SHORT TASK: Every entry must be copied word for word.

INPUT DATA:
-=-=-=-=-

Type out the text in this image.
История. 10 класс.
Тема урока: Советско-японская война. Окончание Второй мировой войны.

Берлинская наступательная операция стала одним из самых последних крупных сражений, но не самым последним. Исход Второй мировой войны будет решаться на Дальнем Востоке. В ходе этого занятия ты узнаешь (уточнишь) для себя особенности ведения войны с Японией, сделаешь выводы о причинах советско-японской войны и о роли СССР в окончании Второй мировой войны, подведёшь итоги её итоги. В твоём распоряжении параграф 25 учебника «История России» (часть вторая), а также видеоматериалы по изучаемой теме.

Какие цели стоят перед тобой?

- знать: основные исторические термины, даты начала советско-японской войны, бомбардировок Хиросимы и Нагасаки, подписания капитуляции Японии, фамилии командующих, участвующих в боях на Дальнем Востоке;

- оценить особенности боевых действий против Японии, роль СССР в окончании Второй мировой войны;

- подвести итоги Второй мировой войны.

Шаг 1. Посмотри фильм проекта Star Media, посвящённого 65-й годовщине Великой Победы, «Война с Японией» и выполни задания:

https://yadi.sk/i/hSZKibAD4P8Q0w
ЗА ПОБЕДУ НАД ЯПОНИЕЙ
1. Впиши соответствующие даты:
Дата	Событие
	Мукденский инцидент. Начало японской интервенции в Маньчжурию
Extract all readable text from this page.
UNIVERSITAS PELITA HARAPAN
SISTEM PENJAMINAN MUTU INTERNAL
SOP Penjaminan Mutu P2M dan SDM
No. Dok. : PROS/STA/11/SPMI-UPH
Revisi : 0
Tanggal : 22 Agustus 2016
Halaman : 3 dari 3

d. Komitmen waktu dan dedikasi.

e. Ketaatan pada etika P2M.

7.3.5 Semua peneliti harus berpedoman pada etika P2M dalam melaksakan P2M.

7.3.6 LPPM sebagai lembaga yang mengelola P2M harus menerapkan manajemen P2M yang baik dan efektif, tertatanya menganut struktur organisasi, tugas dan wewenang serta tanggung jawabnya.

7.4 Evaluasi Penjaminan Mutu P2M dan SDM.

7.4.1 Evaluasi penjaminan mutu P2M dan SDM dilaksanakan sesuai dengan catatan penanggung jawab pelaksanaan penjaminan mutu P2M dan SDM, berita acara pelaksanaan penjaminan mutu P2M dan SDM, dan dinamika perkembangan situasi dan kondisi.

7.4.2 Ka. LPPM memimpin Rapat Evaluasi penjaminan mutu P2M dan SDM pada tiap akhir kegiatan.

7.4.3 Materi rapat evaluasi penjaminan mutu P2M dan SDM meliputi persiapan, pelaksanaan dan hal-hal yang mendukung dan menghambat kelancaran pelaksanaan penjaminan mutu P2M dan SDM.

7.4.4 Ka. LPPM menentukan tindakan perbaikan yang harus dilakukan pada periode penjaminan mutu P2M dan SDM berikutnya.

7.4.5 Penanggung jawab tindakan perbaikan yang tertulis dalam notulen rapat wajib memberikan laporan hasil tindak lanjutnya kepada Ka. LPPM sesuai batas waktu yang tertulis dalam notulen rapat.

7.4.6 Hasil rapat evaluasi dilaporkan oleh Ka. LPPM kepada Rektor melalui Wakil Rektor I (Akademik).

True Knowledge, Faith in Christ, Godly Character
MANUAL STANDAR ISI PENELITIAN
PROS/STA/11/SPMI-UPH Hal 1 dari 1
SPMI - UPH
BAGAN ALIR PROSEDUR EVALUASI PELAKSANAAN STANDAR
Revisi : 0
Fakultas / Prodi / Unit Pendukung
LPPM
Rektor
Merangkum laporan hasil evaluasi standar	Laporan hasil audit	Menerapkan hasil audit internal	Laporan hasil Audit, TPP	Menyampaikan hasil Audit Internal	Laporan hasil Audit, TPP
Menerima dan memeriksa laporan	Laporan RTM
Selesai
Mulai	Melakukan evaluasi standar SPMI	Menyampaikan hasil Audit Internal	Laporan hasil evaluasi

-=-=-=-=-

TASK ANSWER:
Type out the text in this image.
История. 10 класс.
Тема урока: Советско-японская война. Окончание Второй мировой войны.

Берлинская наступательная операция стала одним из самых последних крупных сражений, но не самым последним. Исход Второй мировой войны будет решаться на Дальнем Востоке. В ходе этого занятия ты узнаешь (уточнишь) для себя особенности ведения войны с Японией, сделаешь выводы о причинах советско-японской войны и о роли СССР в окончании Второй мировой войны, подведёшь итоги её итоги. В твоём распоряжении параграф 25 учебника «История России» (часть вторая), а также видеоматериалы по изучаемой теме.

Какие цели стоят перед тобой?

- знать: основные исторические термины, даты начала советско-японской войны, бомбардировок Хиросимы и Нагасаки, подписания капитуляции Японии, фамилии командующих, участвующих в боях на Дальнем Востоке;

- оценить особенности боевых действий против Японии, роль СССР в окончании Второй мировой войны;

- подвести итоги Второй мировой войны.

Шаг 1. Посмотри фильм проекта Star Media, посвящённого 65-й годовщине Великой Победы, «Война с Японией» и выполни задания:

https://yadi.sk/i/hSZKibAD4P8Q0w
ЗА ПОБЕДУ НАД ЯПОНИЕЙ
1. Впиши соответствующие даты:
Дата	Событие
	Мукденский инцидент. Начало японской интервенции в Маньчжурию
Extract all readable text from this page.
UNIVERSITAS PELITA HARAPAN
SISTEM PENJAMINAN MUTU INTERNAL
SOP Penjaminan Mutu P2M dan SDM
No. Dok. : PROS/STA/11/SPMI-UPH
Revisi : 0
Tanggal : 22 Agustus 2016
Halaman : 3 dari 3

d. Komitmen waktu dan dedikasi.

e. Ketaatan pada etika P2M.

7.3.5 Semua peneliti harus berpedoman pada etika P2M dalam melaksakan P2M.

7.3.6 LPPM sebagai lembaga yang mengelola P2M harus menerapkan manajemen P2M yang baik dan efektif, tertatanya menganut struktur organisasi, tugas dan wewenang serta tanggung jawabnya.

7.4 Evaluasi Penjaminan Mutu P2M dan SDM.

7.4.1 Evaluasi penjaminan mutu P2M dan SDM dilaksanakan sesuai dengan catatan penanggung jawab pelaksanaan penjaminan mutu P2M dan SDM, berita acara pelaksanaan penjaminan mutu P2M dan SDM, dan dinamika perkembangan situasi dan kondisi.

7.4.2 Ka. LPPM memimpin Rapat Evaluasi penjaminan mutu P2M dan SDM pada tiap akhir kegiatan.

7.4.3 Materi rapat evaluasi penjaminan mutu P2M dan SDM meliputi persiapan, pelaksanaan dan hal-hal yang mendukung dan menghambat kelancaran pelaksanaan penjaminan mutu P2M dan SDM.

7.4.4 Ka. LPPM menentukan tindakan perbaikan yang harus dilakukan pada periode penjaminan mutu P2M dan SDM berikutnya.

7.4.5 Penanggung jawab tindakan perbaikan yang tertulis dalam notulen rapat wajib memberikan laporan hasil tindak lanjutnya kepada Ka. LPPM sesuai batas waktu yang tertulis dalam notulen rapat.

7.4.6 Hasil rapat evaluasi dilaporkan oleh Ka. LPPM kepada Rektor melalui Wakil Rektor I (Akademik).

True Knowledge, Faith in Christ, Godly Character
MANUAL STANDAR ISI PENELITIAN
PROS/STA/11/SPMI-UPH Hal 1 dari 1
SPMI - UPH
BAGAN ALIR PROSEDUR EVALUASI PELAKSANAAN STANDAR
Revisi : 0
Fakultas / Prodi / Unit Pendukung
LPPM
Rektor
Merangkum laporan hasil evaluasi standar	Laporan hasil audit	Menerapkan hasil audit internal	Laporan hasil Audit, TPP	Menyampaikan hasil Audit Internal	Laporan hasil Audit, TPP
Menerima dan memeriksa laporan	Laporan RTM
Selesai
Mulai	Melakukan evaluasi standar SPMI	Menyampaikan hasil Audit Internal	Laporan hasil evaluasi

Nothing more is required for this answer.